● Material supplied:
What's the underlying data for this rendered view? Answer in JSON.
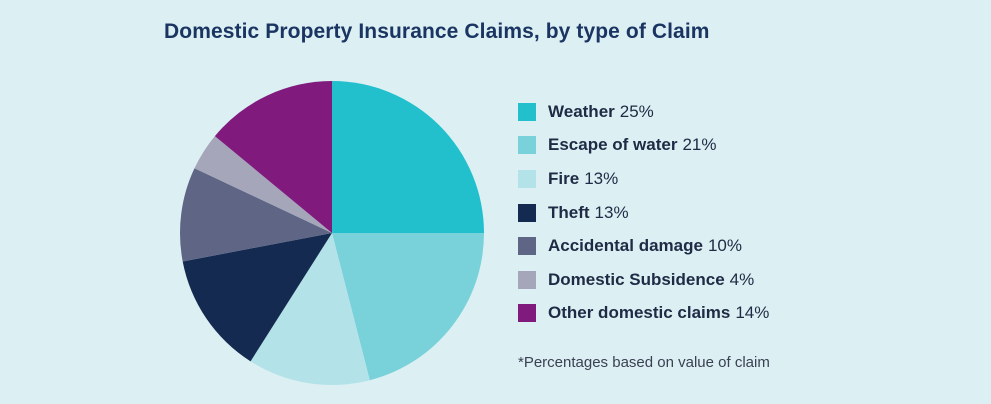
{
  "chart_data": {
    "type": "pie",
    "title": "Domestic Property Insurance Claims, by type of Claim",
    "slices": [
      {
        "label": "Weather",
        "value": 25,
        "value_label": "25%",
        "color": "#22bfcc"
      },
      {
        "label": "Escape of water",
        "value": 21,
        "value_label": "21%",
        "color": "#79d1da"
      },
      {
        "label": "Fire",
        "value": 13,
        "value_label": "13%",
        "color": "#b3e3e8"
      },
      {
        "label": "Theft",
        "value": 13,
        "value_label": "13%",
        "color": "#142a50"
      },
      {
        "label": "Accidental damage",
        "value": 10,
        "value_label": "10%",
        "color": "#5e6585"
      },
      {
        "label": "Domestic Subsidence",
        "value": 4,
        "value_label": "4%",
        "color": "#a6a6ba"
      },
      {
        "label": "Other domestic claims",
        "value": 14,
        "value_label": "14%",
        "color": "#801a7d"
      }
    ],
    "start_angle": "12 o'clock",
    "direction": "clockwise",
    "legend_position": "right",
    "footnote": "*Percentages based on value of claim"
  }
}
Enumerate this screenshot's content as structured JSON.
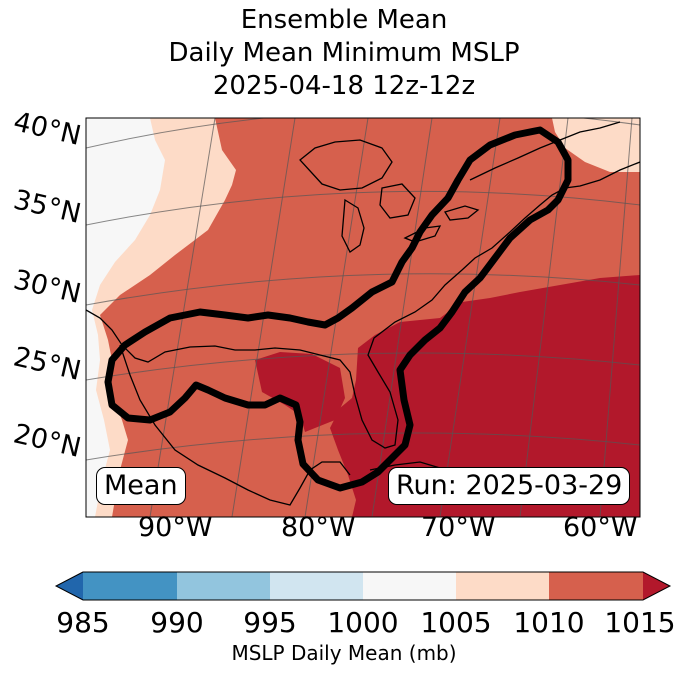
{
  "title": {
    "line1": "Ensemble Mean",
    "line2": "Daily Mean Minimum MSLP",
    "line3": "2025-04-18 12z-12z"
  },
  "map": {
    "lat_labels": [
      "40°N",
      "35°N",
      "30°N",
      "25°N",
      "20°N"
    ],
    "lon_labels": [
      "90°W",
      "80°W",
      "70°W",
      "60°W"
    ],
    "panel_left": "Mean",
    "panel_right": "Run: 2025-03-29"
  },
  "colorbar": {
    "ticks": [
      "985",
      "990",
      "995",
      "1000",
      "1005",
      "1010",
      "1015"
    ],
    "label": "MSLP Daily Mean (mb)",
    "colors": [
      "#2166ac",
      "#4393c3",
      "#92c5de",
      "#d1e5f0",
      "#f7f7f7",
      "#fddbc7",
      "#d6604d",
      "#b2182b"
    ]
  }
}
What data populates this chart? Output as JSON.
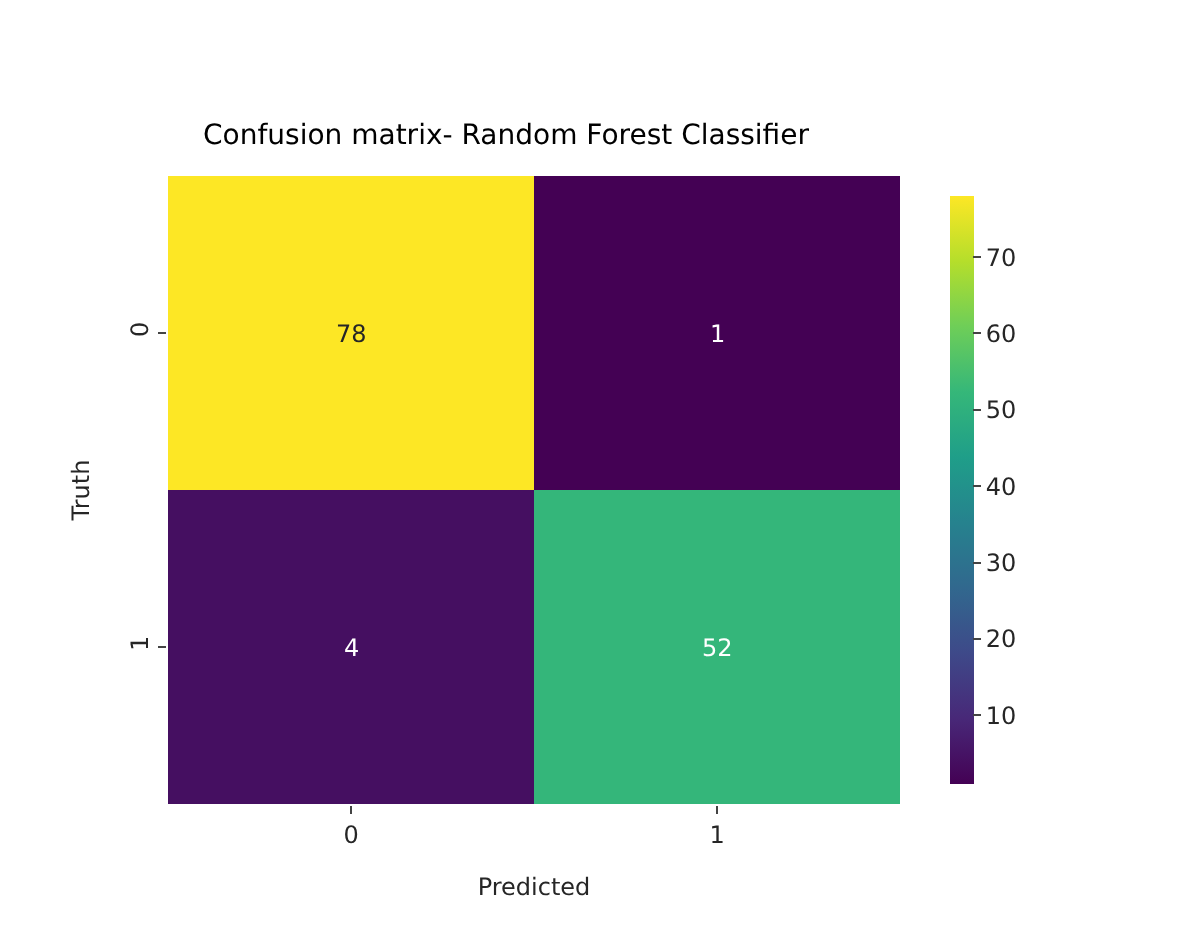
{
  "chart_data": {
    "type": "heatmap",
    "title": "Confusion matrix- Random Forest Classifier",
    "xlabel": "Predicted",
    "ylabel": "Truth",
    "categories": [
      "0",
      "1"
    ],
    "y_categories": [
      "0",
      "1"
    ],
    "cells": [
      [
        78,
        1
      ],
      [
        4,
        52
      ]
    ],
    "data_labels": true,
    "clim": [
      1,
      78
    ],
    "cticks": [
      10,
      20,
      30,
      40,
      50,
      60,
      70
    ]
  }
}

● Do this:
Repeat the entries exactly. Pictures are excluded from the copy.

● Answer for this exercise:
What's the underlying data for this rendered view? Answer in JSON.
{
  "chart_data": {
    "type": "pie",
    "title": "Domestic Property Insurance Claims, by type of Claim",
    "slices": [
      {
        "label": "Weather",
        "value": 25,
        "value_label": "25%",
        "color": "#22bfcc"
      },
      {
        "label": "Escape of water",
        "value": 21,
        "value_label": "21%",
        "color": "#79d1da"
      },
      {
        "label": "Fire",
        "value": 13,
        "value_label": "13%",
        "color": "#b3e3e8"
      },
      {
        "label": "Theft",
        "value": 13,
        "value_label": "13%",
        "color": "#142a50"
      },
      {
        "label": "Accidental damage",
        "value": 10,
        "value_label": "10%",
        "color": "#5e6585"
      },
      {
        "label": "Domestic Subsidence",
        "value": 4,
        "value_label": "4%",
        "color": "#a6a6ba"
      },
      {
        "label": "Other domestic claims",
        "value": 14,
        "value_label": "14%",
        "color": "#801a7d"
      }
    ],
    "start_angle": "12 o'clock",
    "direction": "clockwise",
    "legend_position": "right",
    "footnote": "*Percentages based on value of claim"
  }
}
Enumerate this screenshot's content as structured JSON.
{
  "title": {
    "line1": "Ensemble Mean",
    "line2": "Daily Mean Minimum MSLP",
    "line3": "2025-04-18 12z-12z"
  },
  "map": {
    "lat_labels": [
      "40°N",
      "35°N",
      "30°N",
      "25°N",
      "20°N"
    ],
    "lon_labels": [
      "90°W",
      "80°W",
      "70°W",
      "60°W"
    ],
    "panel_left": "Mean",
    "panel_right": "Run: 2025-03-29"
  },
  "colorbar": {
    "ticks": [
      "985",
      "990",
      "995",
      "1000",
      "1005",
      "1010",
      "1015"
    ],
    "label": "MSLP Daily Mean (mb)",
    "colors": [
      "#2166ac",
      "#4393c3",
      "#92c5de",
      "#d1e5f0",
      "#f7f7f7",
      "#fddbc7",
      "#d6604d",
      "#b2182b"
    ]
  }
}
What data populates this chart? Output as JSON.
{
  "chart_data": {
    "type": "heatmap",
    "title": "Confusion matrix- Random Forest Classifier",
    "xlabel": "Predicted",
    "ylabel": "Truth",
    "categories": [
      "0",
      "1"
    ],
    "y_categories": [
      "0",
      "1"
    ],
    "cells": [
      [
        78,
        1
      ],
      [
        4,
        52
      ]
    ],
    "data_labels": true,
    "clim": [
      1,
      78
    ],
    "cticks": [
      10,
      20,
      30,
      40,
      50,
      60,
      70
    ]
  }
}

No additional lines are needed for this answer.